• WHAT YOU SHOULD DO: Omit the pictures and return every entry exactly as written.

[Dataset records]
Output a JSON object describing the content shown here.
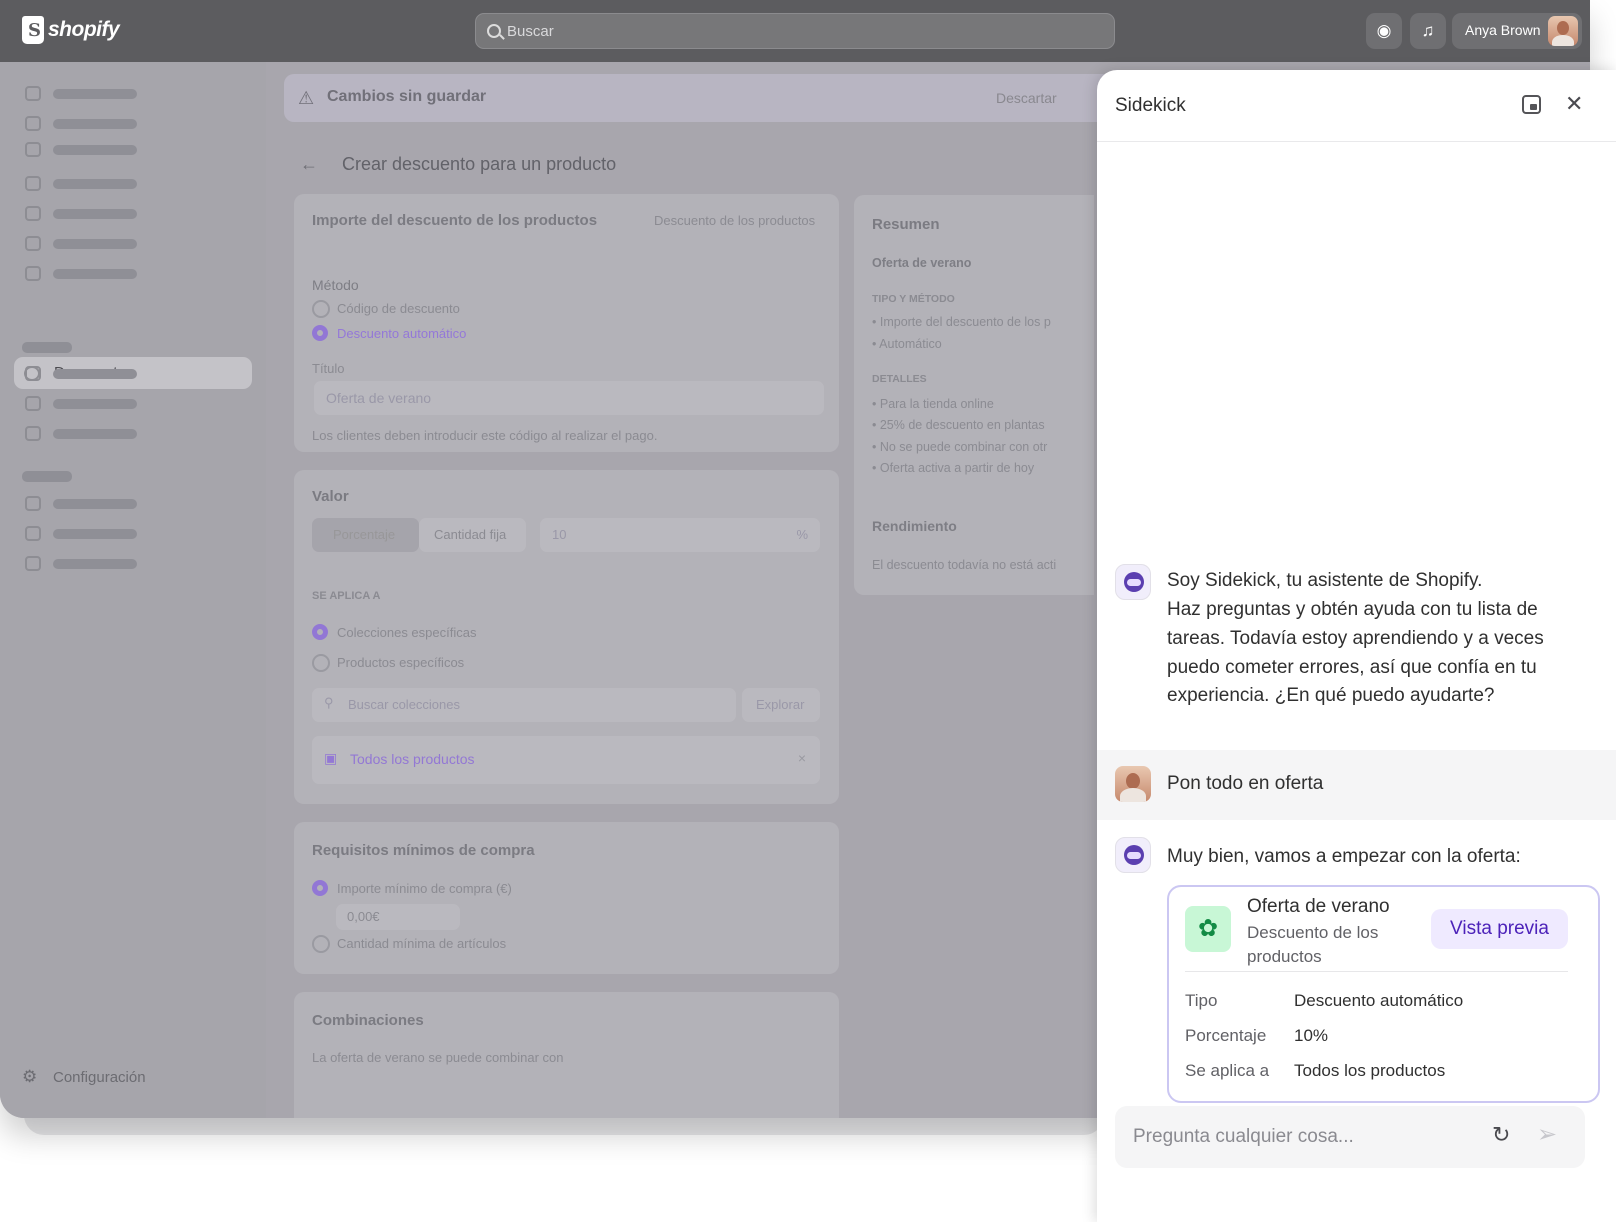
{
  "topbar": {
    "brand": "shopify",
    "search_placeholder": "Buscar",
    "user_name": "Anya Brown"
  },
  "sidebar": {
    "active_item": "Descuentos",
    "settings": "Configuración"
  },
  "unsaved": {
    "title": "Cambios sin guardar",
    "discard": "Descartar"
  },
  "page": {
    "title": "Crear descuento para un producto",
    "amount_card": {
      "title": "Importe del descuento de los productos",
      "type": "Descuento de los productos",
      "method_label": "Método",
      "method_code": "Código de descuento",
      "method_auto": "Descuento automático",
      "title_label": "Título",
      "title_value": "Oferta de verano",
      "help": "Los clientes deben introducir este código al realizar el pago."
    },
    "value_card": {
      "title": "Valor",
      "percent": "Porcentaje",
      "fixed": "Cantidad fija",
      "value": "10",
      "unit": "%",
      "applies_to": "SE APLICA A",
      "collections": "Colecciones específicas",
      "products": "Productos específicos",
      "search_placeholder": "Buscar colecciones",
      "browse": "Explorar",
      "all_products": "Todos los productos"
    },
    "min_card": {
      "title": "Requisitos mínimos de compra",
      "amount": "Importe mínimo de compra (€)",
      "amount_value": "0,00€",
      "qty": "Cantidad mínima de artículos"
    },
    "combo_card": {
      "title": "Combinaciones",
      "text": "La oferta de verano se puede combinar con"
    },
    "summary": {
      "title": "Resumen",
      "name": "Oferta de verano",
      "type_method": "TIPO Y MÉTODO",
      "tm1": "Importe del descuento de los p",
      "tm2": "Automático",
      "details": "DETALLES",
      "d1": "Para la tienda online",
      "d2": "25% de descuento en plantas",
      "d3": "No se puede combinar con otr",
      "d4": "Oferta activa a partir de hoy",
      "perf": "Rendimiento",
      "perf_text": "El descuento todavía no está acti"
    }
  },
  "sidekick": {
    "title": "Sidekick",
    "intro": [
      "Soy Sidekick, tu asistente de Shopify.",
      "Haz preguntas y obtén ayuda con tu lista de",
      "tareas. Todavía estoy aprendiendo y a veces",
      "puedo cometer errores, así que confía en tu",
      "experiencia. ¿En qué puedo ayudarte?"
    ],
    "user_message": "Pon todo en oferta",
    "reply": "Muy bien, vamos a empezar con la oferta:",
    "offer": {
      "title": "Oferta de verano",
      "subtitle": "Descuento de los productos",
      "preview": "Vista previa",
      "rows": [
        {
          "k": "Tipo",
          "v": "Descuento automático"
        },
        {
          "k": "Porcentaje",
          "v": "10%"
        },
        {
          "k": "Se aplica a",
          "v": "Todos los productos"
        }
      ]
    },
    "composer_placeholder": "Pregunta cualquier cosa..."
  }
}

• RESPONSE TO THIS TASK:
Output a JSON object describing the content shown here.
{
  "topbar": {
    "brand": "shopify",
    "search_placeholder": "Buscar",
    "user_name": "Anya Brown"
  },
  "sidebar": {
    "active_item": "Descuentos",
    "settings": "Configuración"
  },
  "unsaved": {
    "title": "Cambios sin guardar",
    "discard": "Descartar"
  },
  "page": {
    "title": "Crear descuento para un producto",
    "amount_card": {
      "title": "Importe del descuento de los productos",
      "type": "Descuento de los productos",
      "method_label": "Método",
      "method_code": "Código de descuento",
      "method_auto": "Descuento automático",
      "title_label": "Título",
      "title_value": "Oferta de verano",
      "help": "Los clientes deben introducir este código al realizar el pago."
    },
    "value_card": {
      "title": "Valor",
      "percent": "Porcentaje",
      "fixed": "Cantidad fija",
      "value": "10",
      "unit": "%",
      "applies_to": "SE APLICA A",
      "collections": "Colecciones específicas",
      "products": "Productos específicos",
      "search_placeholder": "Buscar colecciones",
      "browse": "Explorar",
      "all_products": "Todos los productos"
    },
    "min_card": {
      "title": "Requisitos mínimos de compra",
      "amount": "Importe mínimo de compra (€)",
      "amount_value": "0,00€",
      "qty": "Cantidad mínima de artículos"
    },
    "combo_card": {
      "title": "Combinaciones",
      "text": "La oferta de verano se puede combinar con"
    },
    "summary": {
      "title": "Resumen",
      "name": "Oferta de verano",
      "type_method": "TIPO Y MÉTODO",
      "tm1": "Importe del descuento de los p",
      "tm2": "Automático",
      "details": "DETALLES",
      "d1": "Para la tienda online",
      "d2": "25% de descuento en plantas",
      "d3": "No se puede combinar con otr",
      "d4": "Oferta activa a partir de hoy",
      "perf": "Rendimiento",
      "perf_text": "El descuento todavía no está acti"
    }
  },
  "sidekick": {
    "title": "Sidekick",
    "intro": [
      "Soy Sidekick, tu asistente de Shopify.",
      "Haz preguntas y obtén ayuda con tu lista de",
      "tareas. Todavía estoy aprendiendo y a veces",
      "puedo cometer errores, así que confía en tu",
      "experiencia. ¿En qué puedo ayudarte?"
    ],
    "user_message": "Pon todo en oferta",
    "reply": "Muy bien, vamos a empezar con la oferta:",
    "offer": {
      "title": "Oferta de verano",
      "subtitle": "Descuento de los productos",
      "preview": "Vista previa",
      "rows": [
        {
          "k": "Tipo",
          "v": "Descuento automático"
        },
        {
          "k": "Porcentaje",
          "v": "10%"
        },
        {
          "k": "Se aplica a",
          "v": "Todos los productos"
        }
      ]
    },
    "composer_placeholder": "Pregunta cualquier cosa..."
  }
}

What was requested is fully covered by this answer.